-- start DATA ROWS --

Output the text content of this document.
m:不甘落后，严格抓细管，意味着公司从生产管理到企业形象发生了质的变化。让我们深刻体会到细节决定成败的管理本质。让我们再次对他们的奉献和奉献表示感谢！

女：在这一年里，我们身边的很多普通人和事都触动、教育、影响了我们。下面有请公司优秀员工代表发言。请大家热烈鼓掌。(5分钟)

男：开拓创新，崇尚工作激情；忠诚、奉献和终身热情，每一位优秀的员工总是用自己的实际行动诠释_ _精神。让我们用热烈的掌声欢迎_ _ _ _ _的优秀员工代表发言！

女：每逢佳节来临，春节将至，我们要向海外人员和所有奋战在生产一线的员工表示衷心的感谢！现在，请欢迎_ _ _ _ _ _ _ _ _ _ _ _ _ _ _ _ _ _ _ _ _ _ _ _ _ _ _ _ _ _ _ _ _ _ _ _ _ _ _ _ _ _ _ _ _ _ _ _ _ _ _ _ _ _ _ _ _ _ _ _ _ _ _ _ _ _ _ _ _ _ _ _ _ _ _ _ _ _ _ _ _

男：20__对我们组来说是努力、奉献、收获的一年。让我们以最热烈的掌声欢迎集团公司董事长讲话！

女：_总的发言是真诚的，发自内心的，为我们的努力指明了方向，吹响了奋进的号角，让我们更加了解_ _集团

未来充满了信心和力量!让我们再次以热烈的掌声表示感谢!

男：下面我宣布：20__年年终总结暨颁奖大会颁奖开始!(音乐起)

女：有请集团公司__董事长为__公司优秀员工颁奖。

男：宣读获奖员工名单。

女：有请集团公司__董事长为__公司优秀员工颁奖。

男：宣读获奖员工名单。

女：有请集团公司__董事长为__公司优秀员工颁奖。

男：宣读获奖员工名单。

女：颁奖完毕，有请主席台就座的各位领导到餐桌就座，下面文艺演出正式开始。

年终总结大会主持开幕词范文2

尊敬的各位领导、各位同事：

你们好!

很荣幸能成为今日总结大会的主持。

-- end DATA ROWS --
-- start DATA ROWS --

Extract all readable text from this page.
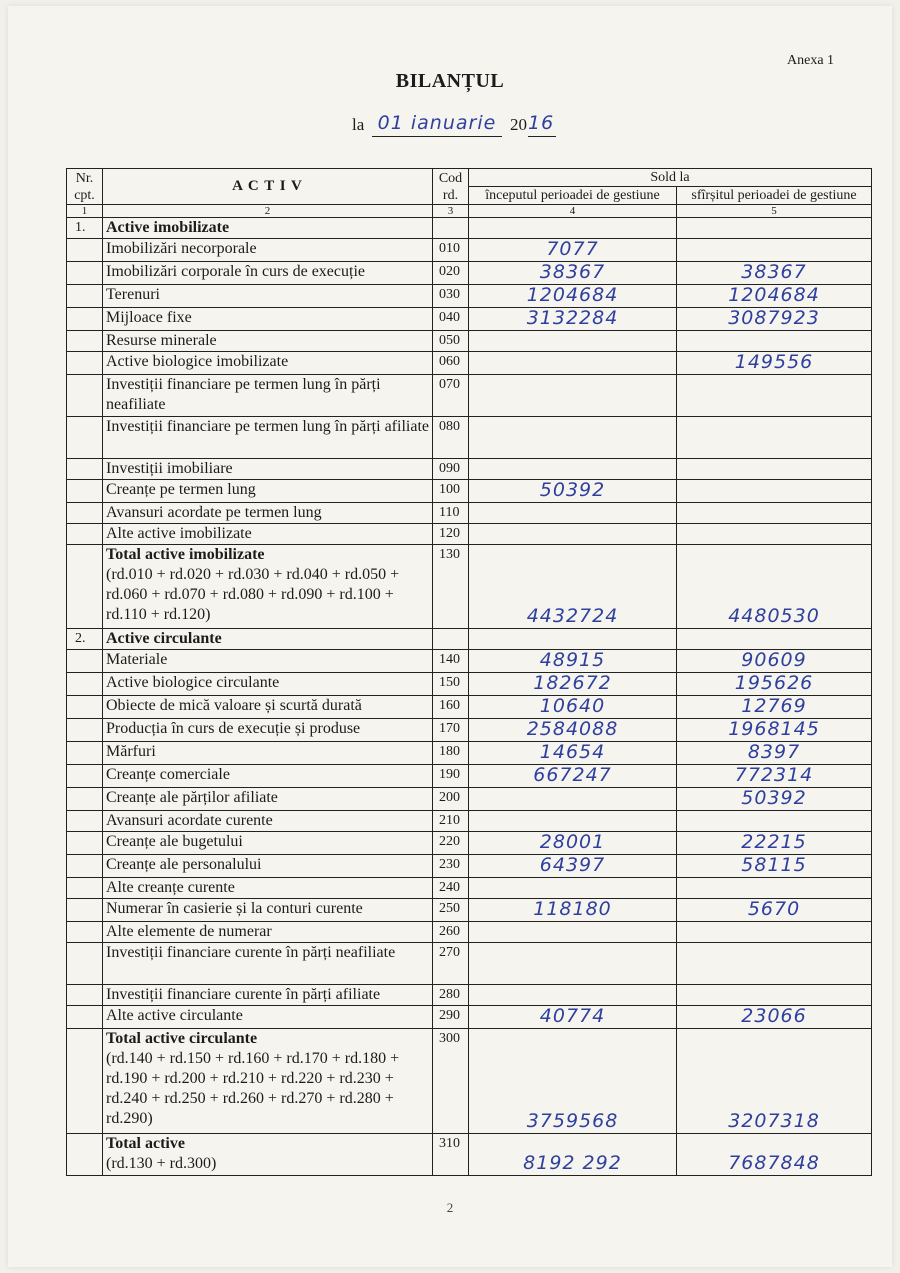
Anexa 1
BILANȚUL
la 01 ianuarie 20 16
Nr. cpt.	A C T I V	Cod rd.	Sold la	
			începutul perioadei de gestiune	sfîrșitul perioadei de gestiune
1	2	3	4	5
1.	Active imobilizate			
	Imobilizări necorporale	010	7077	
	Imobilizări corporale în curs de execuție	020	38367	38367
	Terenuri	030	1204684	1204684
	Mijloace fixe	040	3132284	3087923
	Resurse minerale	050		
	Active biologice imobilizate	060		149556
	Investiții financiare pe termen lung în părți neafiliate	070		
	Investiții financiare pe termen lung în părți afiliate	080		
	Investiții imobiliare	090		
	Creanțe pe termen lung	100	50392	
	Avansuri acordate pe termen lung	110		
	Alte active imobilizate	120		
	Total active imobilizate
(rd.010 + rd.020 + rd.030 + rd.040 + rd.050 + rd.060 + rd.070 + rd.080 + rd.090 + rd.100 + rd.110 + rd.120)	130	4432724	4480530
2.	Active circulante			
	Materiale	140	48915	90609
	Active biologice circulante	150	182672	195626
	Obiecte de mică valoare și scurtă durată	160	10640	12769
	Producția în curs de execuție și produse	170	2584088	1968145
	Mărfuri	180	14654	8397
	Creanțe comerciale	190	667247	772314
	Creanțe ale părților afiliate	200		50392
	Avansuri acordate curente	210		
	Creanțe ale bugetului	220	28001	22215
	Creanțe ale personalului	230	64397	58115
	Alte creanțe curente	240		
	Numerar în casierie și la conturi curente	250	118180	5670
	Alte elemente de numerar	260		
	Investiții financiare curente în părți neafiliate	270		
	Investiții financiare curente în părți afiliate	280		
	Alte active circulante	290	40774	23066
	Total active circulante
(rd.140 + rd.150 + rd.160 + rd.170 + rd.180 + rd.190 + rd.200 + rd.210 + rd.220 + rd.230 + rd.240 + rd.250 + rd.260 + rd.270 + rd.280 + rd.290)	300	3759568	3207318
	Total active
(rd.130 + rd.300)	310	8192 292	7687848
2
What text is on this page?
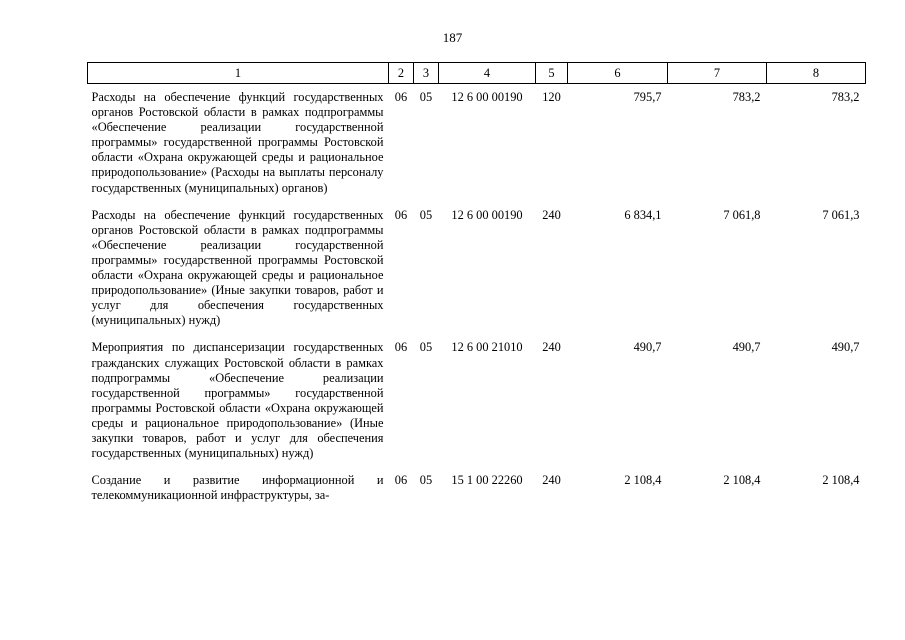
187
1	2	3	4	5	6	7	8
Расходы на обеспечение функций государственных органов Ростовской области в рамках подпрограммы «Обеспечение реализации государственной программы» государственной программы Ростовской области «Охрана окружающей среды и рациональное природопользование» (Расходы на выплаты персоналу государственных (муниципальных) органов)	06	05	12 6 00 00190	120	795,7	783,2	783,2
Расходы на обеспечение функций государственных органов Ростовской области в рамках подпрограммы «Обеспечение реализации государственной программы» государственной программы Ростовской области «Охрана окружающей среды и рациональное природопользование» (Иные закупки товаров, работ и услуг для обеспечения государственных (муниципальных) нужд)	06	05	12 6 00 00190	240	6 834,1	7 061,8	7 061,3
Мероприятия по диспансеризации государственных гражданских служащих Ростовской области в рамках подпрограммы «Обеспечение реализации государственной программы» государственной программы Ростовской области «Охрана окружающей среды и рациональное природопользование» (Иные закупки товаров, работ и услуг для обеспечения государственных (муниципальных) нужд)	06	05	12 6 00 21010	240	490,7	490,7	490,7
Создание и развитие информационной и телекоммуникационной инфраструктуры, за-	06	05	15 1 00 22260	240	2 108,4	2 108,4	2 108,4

-- end DATA ROWS --
-- start DATA ROWS --

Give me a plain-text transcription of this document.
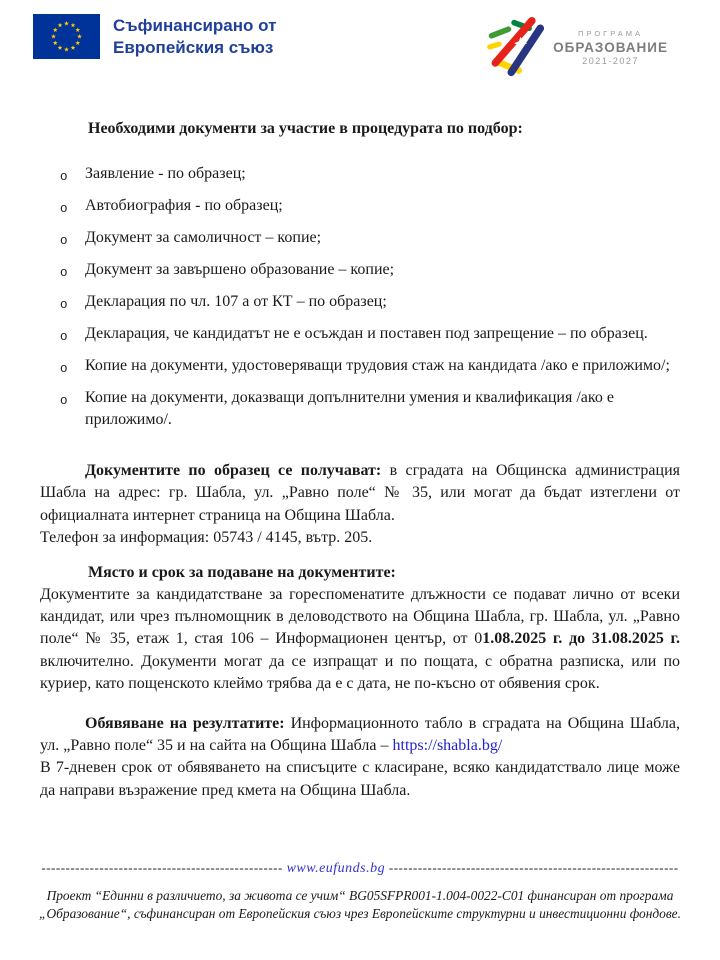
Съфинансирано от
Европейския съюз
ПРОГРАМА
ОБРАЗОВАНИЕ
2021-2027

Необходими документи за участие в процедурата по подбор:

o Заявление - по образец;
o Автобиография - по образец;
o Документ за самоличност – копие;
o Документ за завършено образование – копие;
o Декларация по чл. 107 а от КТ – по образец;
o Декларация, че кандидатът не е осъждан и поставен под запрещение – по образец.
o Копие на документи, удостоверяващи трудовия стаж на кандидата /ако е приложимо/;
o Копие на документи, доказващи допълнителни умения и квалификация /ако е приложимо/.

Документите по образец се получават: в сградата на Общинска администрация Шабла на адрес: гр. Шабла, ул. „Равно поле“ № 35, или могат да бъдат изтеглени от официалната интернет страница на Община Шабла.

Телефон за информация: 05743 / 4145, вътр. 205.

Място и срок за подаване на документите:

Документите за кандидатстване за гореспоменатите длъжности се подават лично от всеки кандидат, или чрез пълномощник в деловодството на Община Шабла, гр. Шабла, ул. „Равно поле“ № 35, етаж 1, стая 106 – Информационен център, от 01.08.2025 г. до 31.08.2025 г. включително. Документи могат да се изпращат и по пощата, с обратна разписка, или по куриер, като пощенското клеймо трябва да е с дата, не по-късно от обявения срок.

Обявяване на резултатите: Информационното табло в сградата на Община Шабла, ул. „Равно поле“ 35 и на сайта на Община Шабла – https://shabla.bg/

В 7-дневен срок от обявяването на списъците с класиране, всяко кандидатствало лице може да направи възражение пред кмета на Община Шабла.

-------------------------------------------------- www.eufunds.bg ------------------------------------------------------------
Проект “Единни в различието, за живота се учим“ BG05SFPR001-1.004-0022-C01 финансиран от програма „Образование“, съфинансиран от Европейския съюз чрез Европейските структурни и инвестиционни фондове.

-- end DATA ROWS --

[WRITTEN INSTRUCTION]
Gather all lines from the listing above in which "document" occurs.

[ANSWER TO THIS PROBLEM]
Output the text content of this document.
Give me a plain-text transcription of this document.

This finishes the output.